Exercise input —
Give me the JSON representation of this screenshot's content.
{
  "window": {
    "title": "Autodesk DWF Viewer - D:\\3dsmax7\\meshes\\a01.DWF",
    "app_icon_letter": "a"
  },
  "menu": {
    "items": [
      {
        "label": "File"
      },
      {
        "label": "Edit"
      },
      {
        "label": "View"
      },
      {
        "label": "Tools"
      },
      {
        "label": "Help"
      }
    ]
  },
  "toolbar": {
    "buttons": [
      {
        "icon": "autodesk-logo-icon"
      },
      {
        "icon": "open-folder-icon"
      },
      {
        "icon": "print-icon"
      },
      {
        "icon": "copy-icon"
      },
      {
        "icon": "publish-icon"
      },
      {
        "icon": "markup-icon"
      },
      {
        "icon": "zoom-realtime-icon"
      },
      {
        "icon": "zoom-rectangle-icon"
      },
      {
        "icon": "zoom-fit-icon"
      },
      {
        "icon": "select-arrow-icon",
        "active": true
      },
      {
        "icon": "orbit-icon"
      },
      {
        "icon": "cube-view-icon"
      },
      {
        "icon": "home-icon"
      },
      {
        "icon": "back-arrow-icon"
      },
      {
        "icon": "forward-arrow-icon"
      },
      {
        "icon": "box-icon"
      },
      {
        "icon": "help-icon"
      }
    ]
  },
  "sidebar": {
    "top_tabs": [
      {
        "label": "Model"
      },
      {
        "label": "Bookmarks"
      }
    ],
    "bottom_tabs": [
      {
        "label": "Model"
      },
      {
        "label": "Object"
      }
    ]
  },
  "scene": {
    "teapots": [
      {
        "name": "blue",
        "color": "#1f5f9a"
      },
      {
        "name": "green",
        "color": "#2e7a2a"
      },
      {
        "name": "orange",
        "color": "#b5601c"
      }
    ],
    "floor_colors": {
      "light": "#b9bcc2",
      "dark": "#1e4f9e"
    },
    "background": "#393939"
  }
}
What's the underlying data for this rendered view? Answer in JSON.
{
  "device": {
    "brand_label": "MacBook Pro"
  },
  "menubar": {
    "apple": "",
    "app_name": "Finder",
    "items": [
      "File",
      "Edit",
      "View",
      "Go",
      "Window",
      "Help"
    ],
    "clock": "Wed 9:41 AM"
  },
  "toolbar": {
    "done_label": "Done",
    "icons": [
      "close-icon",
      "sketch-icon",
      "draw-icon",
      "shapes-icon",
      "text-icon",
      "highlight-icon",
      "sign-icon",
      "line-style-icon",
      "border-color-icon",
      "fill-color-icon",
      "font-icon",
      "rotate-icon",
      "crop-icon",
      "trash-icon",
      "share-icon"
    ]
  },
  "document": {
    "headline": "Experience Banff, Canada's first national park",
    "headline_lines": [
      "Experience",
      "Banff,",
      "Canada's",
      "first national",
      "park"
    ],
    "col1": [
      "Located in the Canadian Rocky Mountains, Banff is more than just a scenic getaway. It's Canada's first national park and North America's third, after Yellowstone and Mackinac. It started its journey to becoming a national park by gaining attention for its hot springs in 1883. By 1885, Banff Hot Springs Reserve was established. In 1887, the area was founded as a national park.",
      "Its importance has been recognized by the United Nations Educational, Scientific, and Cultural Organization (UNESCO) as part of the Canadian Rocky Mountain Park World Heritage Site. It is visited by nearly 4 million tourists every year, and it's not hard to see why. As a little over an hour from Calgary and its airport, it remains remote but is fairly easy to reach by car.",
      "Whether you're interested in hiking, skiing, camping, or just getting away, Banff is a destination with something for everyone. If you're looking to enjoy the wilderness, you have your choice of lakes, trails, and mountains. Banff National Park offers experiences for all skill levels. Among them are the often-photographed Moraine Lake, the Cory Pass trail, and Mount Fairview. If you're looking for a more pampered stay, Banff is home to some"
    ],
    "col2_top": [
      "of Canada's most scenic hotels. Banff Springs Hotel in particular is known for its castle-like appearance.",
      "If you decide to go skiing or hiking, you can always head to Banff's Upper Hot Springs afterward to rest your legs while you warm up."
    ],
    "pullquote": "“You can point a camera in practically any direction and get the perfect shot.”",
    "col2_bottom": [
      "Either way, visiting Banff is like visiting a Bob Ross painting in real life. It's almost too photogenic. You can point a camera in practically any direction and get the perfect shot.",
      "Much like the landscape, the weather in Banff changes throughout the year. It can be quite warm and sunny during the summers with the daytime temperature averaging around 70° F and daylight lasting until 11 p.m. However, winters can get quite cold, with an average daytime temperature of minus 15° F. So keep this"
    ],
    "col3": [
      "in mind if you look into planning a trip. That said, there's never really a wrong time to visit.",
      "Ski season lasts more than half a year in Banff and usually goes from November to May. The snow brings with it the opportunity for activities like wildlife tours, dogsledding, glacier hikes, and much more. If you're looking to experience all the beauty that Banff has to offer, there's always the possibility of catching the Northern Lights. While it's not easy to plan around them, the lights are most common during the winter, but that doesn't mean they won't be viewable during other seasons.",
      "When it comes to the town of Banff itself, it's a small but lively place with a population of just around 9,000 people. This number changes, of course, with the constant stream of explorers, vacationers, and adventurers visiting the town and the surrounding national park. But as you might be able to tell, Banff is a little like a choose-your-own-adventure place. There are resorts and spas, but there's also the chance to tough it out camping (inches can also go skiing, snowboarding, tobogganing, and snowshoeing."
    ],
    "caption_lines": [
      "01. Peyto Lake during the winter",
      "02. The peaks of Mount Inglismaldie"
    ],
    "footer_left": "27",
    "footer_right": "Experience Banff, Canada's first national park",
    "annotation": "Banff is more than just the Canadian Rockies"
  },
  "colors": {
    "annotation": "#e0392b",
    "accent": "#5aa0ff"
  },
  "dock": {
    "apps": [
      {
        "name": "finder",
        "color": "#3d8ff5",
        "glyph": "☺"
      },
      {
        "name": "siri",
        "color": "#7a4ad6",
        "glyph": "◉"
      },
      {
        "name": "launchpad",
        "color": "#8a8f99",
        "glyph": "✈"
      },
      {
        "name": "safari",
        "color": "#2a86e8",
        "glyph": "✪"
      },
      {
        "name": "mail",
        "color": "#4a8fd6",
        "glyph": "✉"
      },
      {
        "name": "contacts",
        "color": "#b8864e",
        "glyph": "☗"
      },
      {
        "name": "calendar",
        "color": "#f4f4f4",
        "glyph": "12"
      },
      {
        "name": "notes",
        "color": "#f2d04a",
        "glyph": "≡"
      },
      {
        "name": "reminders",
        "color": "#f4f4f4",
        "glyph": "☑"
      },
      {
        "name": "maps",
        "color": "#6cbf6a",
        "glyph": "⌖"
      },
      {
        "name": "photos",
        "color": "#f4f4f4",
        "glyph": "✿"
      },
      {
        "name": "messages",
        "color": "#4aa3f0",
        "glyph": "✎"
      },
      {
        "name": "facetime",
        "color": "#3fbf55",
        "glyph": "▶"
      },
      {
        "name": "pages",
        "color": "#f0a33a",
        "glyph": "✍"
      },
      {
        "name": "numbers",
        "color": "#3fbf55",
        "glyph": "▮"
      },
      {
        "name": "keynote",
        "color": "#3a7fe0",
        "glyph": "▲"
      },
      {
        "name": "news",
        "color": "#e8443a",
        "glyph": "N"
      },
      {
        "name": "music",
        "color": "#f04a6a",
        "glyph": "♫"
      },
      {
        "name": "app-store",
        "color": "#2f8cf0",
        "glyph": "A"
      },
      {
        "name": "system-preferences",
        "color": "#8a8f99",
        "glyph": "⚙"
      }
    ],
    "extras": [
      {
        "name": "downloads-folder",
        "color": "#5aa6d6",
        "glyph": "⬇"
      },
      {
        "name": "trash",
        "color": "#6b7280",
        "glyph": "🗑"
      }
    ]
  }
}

Problem details — Reply with nothing except the number of lines in the listing above that include the string "JSON".

Task solution — 2